→ PROBLEM REQUIREMENTS
Extract the line that contains "What text is on this page?" and every line after it to the end of the records below, exactly as written and nothing else.

Begin INPUT DATA

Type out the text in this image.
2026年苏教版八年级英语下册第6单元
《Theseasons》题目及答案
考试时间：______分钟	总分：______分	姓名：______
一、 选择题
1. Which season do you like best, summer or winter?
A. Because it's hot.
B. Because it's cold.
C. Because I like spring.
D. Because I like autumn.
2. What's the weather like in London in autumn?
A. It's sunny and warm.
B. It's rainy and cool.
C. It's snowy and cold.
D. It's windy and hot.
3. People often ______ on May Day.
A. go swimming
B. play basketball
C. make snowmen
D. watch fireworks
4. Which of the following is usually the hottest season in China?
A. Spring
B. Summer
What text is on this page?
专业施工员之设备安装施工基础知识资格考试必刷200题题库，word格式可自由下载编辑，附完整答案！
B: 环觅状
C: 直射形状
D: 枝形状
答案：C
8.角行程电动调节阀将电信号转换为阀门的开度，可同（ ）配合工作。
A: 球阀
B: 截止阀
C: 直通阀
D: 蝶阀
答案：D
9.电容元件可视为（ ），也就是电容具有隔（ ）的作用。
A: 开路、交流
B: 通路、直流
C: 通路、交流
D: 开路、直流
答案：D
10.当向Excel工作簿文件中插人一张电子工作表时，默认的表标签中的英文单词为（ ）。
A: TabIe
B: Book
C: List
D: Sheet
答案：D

End INPUT DATA

→ TASK RESULT
What text is on this page?
专业施工员之设备安装施工基础知识资格考试必刷200题题库，word格式可自由下载编辑，附完整答案！
B: 环觅状
C: 直射形状
D: 枝形状
答案：C
8.角行程电动调节阀将电信号转换为阀门的开度，可同（ ）配合工作。
A: 球阀
B: 截止阀
C: 直通阀
D: 蝶阀
答案：D
9.电容元件可视为（ ），也就是电容具有隔（ ）的作用。
A: 开路、交流
B: 通路、直流
C: 通路、交流
D: 开路、直流
答案：D
10.当向Excel工作簿文件中插人一张电子工作表时，默认的表标签中的英文单词为（ ）。
A: TabIe
B: Book
C: List
D: Sheet
答案：D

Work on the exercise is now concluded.